───── Available data ─────

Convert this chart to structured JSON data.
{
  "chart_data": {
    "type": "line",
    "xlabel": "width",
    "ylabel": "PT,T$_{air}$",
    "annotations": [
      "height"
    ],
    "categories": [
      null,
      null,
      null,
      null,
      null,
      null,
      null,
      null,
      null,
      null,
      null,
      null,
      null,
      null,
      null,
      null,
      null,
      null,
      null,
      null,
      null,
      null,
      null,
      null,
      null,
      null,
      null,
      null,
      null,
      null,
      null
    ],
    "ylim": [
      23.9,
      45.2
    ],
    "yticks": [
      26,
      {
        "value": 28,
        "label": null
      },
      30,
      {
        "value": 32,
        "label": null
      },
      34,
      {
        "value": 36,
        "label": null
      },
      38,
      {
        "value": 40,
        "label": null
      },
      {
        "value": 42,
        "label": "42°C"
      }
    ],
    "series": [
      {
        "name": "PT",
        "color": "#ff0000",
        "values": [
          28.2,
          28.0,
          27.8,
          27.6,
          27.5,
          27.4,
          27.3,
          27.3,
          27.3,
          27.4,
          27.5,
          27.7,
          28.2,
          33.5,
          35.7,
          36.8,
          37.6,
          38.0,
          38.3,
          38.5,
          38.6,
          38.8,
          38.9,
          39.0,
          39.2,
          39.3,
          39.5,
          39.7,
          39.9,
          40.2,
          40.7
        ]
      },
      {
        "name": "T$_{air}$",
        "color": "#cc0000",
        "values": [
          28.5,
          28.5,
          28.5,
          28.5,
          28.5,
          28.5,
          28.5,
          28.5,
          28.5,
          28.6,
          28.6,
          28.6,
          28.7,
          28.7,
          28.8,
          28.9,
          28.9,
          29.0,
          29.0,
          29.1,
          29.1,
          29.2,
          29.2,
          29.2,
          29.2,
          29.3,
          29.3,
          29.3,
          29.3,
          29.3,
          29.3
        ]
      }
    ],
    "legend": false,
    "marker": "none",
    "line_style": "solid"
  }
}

─────

→ Aim
Reproduce every line above without error.

→ Response to the task
Convert this chart to structured JSON data.
{
  "chart_data": {
    "type": "line",
    "xlabel": "width",
    "ylabel": "PT,T$_{air}$",
    "annotations": [
      "height"
    ],
    "categories": [
      null,
      null,
      null,
      null,
      null,
      null,
      null,
      null,
      null,
      null,
      null,
      null,
      null,
      null,
      null,
      null,
      null,
      null,
      null,
      null,
      null,
      null,
      null,
      null,
      null,
      null,
      null,
      null,
      null,
      null,
      null
    ],
    "ylim": [
      23.9,
      45.2
    ],
    "yticks": [
      26,
      {
        "value": 28,
        "label": null
      },
      30,
      {
        "value": 32,
        "label": null
      },
      34,
      {
        "value": 36,
        "label": null
      },
      38,
      {
        "value": 40,
        "label": null
      },
      {
        "value": 42,
        "label": "42°C"
      }
    ],
    "series": [
      {
        "name": "PT",
        "color": "#ff0000",
        "values": [
          28.2,
          28.0,
          27.8,
          27.6,
          27.5,
          27.4,
          27.3,
          27.3,
          27.3,
          27.4,
          27.5,
          27.7,
          28.2,
          33.5,
          35.7,
          36.8,
          37.6,
          38.0,
          38.3,
          38.5,
          38.6,
          38.8,
          38.9,
          39.0,
          39.2,
          39.3,
          39.5,
          39.7,
          39.9,
          40.2,
          40.7
        ]
      },
      {
        "name": "T$_{air}$",
        "color": "#cc0000",
        "values": [
          28.5,
          28.5,
          28.5,
          28.5,
          28.5,
          28.5,
          28.5,
          28.5,
          28.5,
          28.6,
          28.6,
          28.6,
          28.7,
          28.7,
          28.8,
          28.9,
          28.9,
          29.0,
          29.0,
          29.1,
          29.1,
          29.2,
          29.2,
          29.2,
          29.2,
          29.3,
          29.3,
          29.3,
          29.3,
          29.3,
          29.3
        ]
      }
    ],
    "legend": false,
    "marker": "none",
    "line_style": "solid"
  }
}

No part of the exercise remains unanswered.